== TASK TO COMPLETE ==
Wherever the string "highlighted" occurs in a line of these records, report that line.

++++ DATA TO PROCESS ++++

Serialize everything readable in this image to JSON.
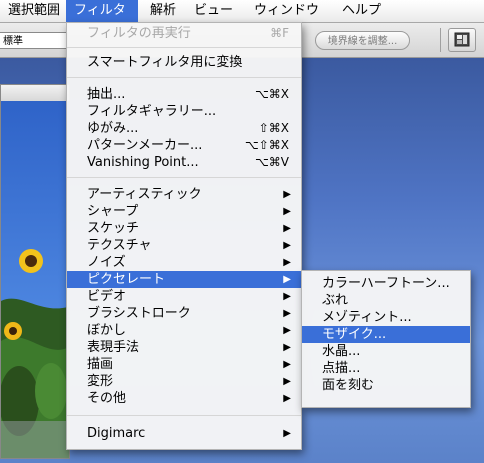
{
  "menubar": {
    "items": [
      {
        "label": "選択範囲",
        "active": false
      },
      {
        "label": "フィルタ",
        "active": true
      },
      {
        "label": "解析",
        "active": false
      },
      {
        "label": "ビュー",
        "active": false
      },
      {
        "label": "ウィンドウ",
        "active": false
      },
      {
        "label": "ヘルプ",
        "active": false
      }
    ]
  },
  "options_bar": {
    "style_value": "標準",
    "refine_edge_label": "境界線を調整...",
    "palette_icon": "palette-well-icon"
  },
  "filter_menu": {
    "last_filter": {
      "label": "フィルタの再実行",
      "shortcut": "⌘F"
    },
    "smart_filter": {
      "label": "スマートフィルタ用に変換"
    },
    "group1": [
      {
        "label": "抽出...",
        "shortcut": "⌥⌘X"
      },
      {
        "label": "フィルタギャラリー...",
        "shortcut": ""
      },
      {
        "label": "ゆがみ...",
        "shortcut": "⇧⌘X"
      },
      {
        "label": "パターンメーカー...",
        "shortcut": "⌥⇧⌘X"
      },
      {
        "label": "Vanishing Point...",
        "shortcut": "⌥⌘V"
      }
    ],
    "submenus": [
      {
        "label": "アーティスティック"
      },
      {
        "label": "シャープ"
      },
      {
        "label": "スケッチ"
      },
      {
        "label": "テクスチャ"
      },
      {
        "label": "ノイズ"
      },
      {
        "label": "ピクセレート"
      },
      {
        "label": "ビデオ"
      },
      {
        "label": "ブラシストローク"
      },
      {
        "label": "ぼかし"
      },
      {
        "label": "表現手法"
      },
      {
        "label": "描画"
      },
      {
        "label": "変形"
      },
      {
        "label": "その他"
      }
    ],
    "highlighted": "ピクセレート",
    "plugins": [
      {
        "label": "Digimarc"
      }
    ],
    "arrow_glyph": "▶"
  },
  "pixelate_submenu": {
    "items": [
      {
        "label": "カラーハーフトーン..."
      },
      {
        "label": "ぶれ"
      },
      {
        "label": "メゾティント..."
      },
      {
        "label": "モザイク..."
      },
      {
        "label": "水晶..."
      },
      {
        "label": "点描..."
      },
      {
        "label": "面を刻む"
      }
    ],
    "highlighted": "モザイク..."
  },
  "colors": {
    "highlight": "#3a6fd8",
    "disabled_text": "#a8a8a8"
  }
}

++++

== EXPECTED OUTPUT ==
    "highlighted": "ピクセレート",
    "highlighted": "モザイク..."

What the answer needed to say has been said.